### Your instructions
Which lines have the string "false"? Copy all of them from the entries below.

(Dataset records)
◇ ◇ ◇ ◇ ◇
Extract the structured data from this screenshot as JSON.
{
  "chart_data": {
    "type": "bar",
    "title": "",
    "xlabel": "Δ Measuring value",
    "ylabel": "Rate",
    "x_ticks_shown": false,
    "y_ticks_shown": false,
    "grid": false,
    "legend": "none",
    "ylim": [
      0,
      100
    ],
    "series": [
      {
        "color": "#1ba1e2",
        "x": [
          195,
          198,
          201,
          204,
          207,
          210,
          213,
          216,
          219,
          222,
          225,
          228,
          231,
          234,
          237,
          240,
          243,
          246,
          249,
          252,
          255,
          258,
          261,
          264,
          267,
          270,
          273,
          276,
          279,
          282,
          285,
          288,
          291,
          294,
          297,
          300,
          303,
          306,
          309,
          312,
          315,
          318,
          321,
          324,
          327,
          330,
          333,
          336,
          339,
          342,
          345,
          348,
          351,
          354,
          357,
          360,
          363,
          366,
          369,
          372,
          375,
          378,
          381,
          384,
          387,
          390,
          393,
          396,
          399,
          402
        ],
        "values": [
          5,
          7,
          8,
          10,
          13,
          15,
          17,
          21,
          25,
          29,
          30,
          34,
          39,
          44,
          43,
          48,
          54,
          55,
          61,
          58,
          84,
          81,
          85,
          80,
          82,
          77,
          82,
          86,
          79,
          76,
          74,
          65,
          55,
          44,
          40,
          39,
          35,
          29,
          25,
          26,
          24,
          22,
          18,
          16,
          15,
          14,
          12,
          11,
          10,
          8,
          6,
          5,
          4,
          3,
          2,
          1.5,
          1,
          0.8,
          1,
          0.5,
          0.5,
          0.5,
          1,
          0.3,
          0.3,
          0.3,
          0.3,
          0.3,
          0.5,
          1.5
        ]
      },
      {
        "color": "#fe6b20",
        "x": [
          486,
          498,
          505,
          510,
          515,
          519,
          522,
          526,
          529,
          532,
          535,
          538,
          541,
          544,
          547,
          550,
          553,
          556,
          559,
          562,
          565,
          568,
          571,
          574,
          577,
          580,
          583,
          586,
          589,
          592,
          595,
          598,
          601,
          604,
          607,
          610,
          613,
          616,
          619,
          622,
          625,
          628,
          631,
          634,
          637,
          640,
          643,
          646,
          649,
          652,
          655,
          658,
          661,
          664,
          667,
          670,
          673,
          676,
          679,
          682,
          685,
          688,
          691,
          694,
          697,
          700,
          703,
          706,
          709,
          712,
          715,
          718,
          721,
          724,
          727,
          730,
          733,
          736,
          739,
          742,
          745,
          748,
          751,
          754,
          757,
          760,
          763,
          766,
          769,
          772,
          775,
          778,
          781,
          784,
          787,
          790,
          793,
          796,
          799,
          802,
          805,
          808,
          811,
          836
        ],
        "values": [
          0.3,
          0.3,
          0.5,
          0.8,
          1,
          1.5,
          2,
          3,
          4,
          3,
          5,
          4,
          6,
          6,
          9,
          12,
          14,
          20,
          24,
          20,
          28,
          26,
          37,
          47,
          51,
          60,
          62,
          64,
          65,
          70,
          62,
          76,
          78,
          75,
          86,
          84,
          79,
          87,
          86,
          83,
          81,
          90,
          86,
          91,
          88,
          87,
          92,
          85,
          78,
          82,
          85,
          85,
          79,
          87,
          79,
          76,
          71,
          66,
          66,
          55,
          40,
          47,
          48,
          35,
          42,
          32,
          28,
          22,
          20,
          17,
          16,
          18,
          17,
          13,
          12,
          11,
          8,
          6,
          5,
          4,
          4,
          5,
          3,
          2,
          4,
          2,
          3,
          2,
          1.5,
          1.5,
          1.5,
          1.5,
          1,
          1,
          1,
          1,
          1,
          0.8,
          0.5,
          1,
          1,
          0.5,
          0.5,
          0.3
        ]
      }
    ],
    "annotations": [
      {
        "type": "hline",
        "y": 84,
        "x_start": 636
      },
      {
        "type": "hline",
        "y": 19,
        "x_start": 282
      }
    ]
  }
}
◇ ◇ ◇ ◇ ◇
### Completed exercise
    "x_ticks_shown": false,
    "y_ticks_shown": false,
    "grid": false,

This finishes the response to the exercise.